Objective: Go through the entries and count the lines with the string "huvud" in them. Give only that number.

═════ Data for the task

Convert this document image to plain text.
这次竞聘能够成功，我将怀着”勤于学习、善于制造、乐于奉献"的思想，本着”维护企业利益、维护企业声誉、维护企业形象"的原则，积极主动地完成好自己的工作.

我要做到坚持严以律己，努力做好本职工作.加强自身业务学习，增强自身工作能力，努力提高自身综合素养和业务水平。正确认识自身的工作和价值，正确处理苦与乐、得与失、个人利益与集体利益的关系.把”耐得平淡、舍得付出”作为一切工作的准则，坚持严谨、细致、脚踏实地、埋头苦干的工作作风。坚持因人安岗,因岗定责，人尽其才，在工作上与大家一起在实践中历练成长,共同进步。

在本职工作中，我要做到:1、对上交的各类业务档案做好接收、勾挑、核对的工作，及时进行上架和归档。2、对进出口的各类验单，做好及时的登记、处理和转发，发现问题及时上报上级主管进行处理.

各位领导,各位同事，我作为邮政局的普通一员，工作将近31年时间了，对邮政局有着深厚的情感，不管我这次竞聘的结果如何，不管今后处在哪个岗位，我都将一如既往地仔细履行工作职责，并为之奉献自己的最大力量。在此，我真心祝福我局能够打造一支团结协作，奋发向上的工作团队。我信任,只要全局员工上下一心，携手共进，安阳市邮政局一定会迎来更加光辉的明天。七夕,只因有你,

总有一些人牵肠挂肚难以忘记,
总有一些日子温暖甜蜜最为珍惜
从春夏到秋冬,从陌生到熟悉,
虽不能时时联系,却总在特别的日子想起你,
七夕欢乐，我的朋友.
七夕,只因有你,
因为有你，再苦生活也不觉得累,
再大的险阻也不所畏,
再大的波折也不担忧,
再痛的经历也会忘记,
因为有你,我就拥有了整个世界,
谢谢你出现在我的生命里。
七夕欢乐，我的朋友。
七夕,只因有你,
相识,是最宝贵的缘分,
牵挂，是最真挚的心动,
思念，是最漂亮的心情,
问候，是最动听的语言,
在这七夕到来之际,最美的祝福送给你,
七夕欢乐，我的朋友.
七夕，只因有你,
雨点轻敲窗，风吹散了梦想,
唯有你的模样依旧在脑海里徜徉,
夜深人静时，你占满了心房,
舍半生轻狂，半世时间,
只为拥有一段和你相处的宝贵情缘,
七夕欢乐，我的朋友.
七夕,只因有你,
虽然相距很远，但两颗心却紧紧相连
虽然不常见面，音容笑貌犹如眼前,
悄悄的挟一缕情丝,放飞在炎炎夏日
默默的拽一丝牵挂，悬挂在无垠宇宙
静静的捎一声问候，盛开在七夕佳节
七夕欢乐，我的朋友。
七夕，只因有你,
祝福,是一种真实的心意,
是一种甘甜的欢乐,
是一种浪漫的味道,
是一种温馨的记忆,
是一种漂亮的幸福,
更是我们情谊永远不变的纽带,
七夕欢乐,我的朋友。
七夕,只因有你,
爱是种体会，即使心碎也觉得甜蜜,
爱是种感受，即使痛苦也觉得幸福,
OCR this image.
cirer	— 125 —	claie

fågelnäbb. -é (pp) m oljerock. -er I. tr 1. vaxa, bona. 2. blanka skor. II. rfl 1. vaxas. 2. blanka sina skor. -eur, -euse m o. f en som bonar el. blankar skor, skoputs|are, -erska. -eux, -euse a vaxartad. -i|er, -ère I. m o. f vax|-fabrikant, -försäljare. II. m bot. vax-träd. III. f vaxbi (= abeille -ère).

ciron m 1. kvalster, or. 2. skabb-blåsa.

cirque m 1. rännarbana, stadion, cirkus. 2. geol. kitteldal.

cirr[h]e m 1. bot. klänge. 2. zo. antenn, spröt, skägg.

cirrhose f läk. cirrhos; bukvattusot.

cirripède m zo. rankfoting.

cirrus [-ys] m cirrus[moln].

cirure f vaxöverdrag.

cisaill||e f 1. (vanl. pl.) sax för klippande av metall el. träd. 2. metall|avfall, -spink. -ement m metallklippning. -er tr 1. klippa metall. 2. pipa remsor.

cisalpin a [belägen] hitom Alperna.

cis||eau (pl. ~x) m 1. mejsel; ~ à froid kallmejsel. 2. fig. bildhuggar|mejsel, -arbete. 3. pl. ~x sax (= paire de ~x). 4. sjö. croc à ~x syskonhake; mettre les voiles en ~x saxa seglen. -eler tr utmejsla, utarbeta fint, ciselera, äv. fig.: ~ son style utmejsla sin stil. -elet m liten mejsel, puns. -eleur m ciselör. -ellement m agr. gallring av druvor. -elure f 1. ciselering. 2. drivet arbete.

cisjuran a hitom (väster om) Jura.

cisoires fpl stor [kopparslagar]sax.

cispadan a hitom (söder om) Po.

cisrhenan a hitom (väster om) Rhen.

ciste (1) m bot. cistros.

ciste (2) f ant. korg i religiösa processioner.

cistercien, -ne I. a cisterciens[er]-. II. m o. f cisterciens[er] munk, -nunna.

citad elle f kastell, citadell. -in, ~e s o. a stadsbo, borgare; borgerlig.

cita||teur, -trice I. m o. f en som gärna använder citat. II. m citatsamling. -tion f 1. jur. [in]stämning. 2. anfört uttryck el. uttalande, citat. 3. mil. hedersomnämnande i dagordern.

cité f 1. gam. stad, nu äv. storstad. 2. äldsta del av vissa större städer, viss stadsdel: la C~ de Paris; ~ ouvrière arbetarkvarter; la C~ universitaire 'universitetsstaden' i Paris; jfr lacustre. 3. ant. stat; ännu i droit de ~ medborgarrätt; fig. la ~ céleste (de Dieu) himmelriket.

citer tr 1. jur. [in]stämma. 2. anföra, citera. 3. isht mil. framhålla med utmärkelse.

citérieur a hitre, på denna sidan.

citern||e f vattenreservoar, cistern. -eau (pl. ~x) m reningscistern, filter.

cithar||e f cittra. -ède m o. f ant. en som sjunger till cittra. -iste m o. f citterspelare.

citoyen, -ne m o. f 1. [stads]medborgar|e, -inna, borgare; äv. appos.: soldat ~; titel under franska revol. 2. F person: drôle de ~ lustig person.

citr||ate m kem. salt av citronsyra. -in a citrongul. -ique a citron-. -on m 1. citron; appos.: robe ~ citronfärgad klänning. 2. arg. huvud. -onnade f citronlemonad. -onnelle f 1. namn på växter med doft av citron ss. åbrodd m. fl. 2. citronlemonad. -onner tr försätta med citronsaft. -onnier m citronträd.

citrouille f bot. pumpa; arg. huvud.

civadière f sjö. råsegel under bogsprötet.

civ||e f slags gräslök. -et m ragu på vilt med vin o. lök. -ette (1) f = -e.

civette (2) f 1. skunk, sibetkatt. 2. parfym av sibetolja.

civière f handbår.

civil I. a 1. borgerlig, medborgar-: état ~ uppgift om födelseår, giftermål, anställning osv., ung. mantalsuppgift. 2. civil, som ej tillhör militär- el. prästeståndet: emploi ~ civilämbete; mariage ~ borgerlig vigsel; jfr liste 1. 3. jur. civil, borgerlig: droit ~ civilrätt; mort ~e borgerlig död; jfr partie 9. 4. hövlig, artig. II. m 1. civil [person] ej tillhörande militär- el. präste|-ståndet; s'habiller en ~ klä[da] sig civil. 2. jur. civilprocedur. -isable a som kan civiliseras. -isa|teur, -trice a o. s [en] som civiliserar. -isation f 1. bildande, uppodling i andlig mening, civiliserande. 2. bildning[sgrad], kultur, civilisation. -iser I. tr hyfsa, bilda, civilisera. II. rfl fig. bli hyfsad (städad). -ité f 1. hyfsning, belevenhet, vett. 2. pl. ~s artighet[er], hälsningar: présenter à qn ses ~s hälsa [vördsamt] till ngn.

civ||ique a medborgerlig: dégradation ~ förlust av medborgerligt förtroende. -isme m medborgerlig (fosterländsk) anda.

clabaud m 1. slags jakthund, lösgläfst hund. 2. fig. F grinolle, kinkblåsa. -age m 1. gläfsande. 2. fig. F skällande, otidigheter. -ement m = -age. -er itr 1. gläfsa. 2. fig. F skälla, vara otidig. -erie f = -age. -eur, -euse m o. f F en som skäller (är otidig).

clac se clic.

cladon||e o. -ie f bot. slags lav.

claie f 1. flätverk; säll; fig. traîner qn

══════════

Exercise answer: 2